> Supplied entries:

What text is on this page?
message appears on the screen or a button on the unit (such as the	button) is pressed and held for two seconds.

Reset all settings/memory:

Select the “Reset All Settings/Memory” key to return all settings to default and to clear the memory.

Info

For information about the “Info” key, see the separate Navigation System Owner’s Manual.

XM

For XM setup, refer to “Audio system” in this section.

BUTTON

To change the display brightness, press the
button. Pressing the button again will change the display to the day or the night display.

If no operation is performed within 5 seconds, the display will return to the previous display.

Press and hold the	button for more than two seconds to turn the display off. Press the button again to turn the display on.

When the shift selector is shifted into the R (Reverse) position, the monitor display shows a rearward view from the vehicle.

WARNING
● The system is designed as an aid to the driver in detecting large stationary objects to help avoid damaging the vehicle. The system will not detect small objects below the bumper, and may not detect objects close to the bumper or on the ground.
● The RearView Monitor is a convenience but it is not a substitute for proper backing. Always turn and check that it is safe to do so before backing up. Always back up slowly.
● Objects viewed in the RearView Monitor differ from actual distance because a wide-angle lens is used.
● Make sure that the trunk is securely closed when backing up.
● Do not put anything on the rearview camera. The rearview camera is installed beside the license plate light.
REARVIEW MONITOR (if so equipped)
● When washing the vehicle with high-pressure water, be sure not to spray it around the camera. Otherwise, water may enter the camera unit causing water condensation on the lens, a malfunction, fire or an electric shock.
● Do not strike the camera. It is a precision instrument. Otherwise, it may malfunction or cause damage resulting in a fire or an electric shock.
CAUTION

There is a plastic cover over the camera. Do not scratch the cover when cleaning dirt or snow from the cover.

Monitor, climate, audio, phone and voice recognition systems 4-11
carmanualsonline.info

> Problem to work on:
Output all records verbatim.

> Answer to this task:
What text is on this page?
message appears on the screen or a button on the unit (such as the	button) is pressed and held for two seconds.

Reset all settings/memory:

Select the “Reset All Settings/Memory” key to return all settings to default and to clear the memory.

Info

For information about the “Info” key, see the separate Navigation System Owner’s Manual.

XM

For XM setup, refer to “Audio system” in this section.

BUTTON

To change the display brightness, press the
button. Pressing the button again will change the display to the day or the night display.

If no operation is performed within 5 seconds, the display will return to the previous display.

Press and hold the	button for more than two seconds to turn the display off. Press the button again to turn the display on.

When the shift selector is shifted into the R (Reverse) position, the monitor display shows a rearward view from the vehicle.

WARNING
● The system is designed as an aid to the driver in detecting large stationary objects to help avoid damaging the vehicle. The system will not detect small objects below the bumper, and may not detect objects close to the bumper or on the ground.
● The RearView Monitor is a convenience but it is not a substitute for proper backing. Always turn and check that it is safe to do so before backing up. Always back up slowly.
● Objects viewed in the RearView Monitor differ from actual distance because a wide-angle lens is used.
● Make sure that the trunk is securely closed when backing up.
● Do not put anything on the rearview camera. The rearview camera is installed beside the license plate light.
REARVIEW MONITOR (if so equipped)
● When washing the vehicle with high-pressure water, be sure not to spray it around the camera. Otherwise, water may enter the camera unit causing water condensation on the lens, a malfunction, fire or an electric shock.
● Do not strike the camera. It is a precision instrument. Otherwise, it may malfunction or cause damage resulting in a fire or an electric shock.
CAUTION

There is a plastic cover over the camera. Do not scratch the cover when cleaning dirt or snow from the cover.

Monitor, climate, audio, phone and voice recognition systems 4-11
carmanualsonline.info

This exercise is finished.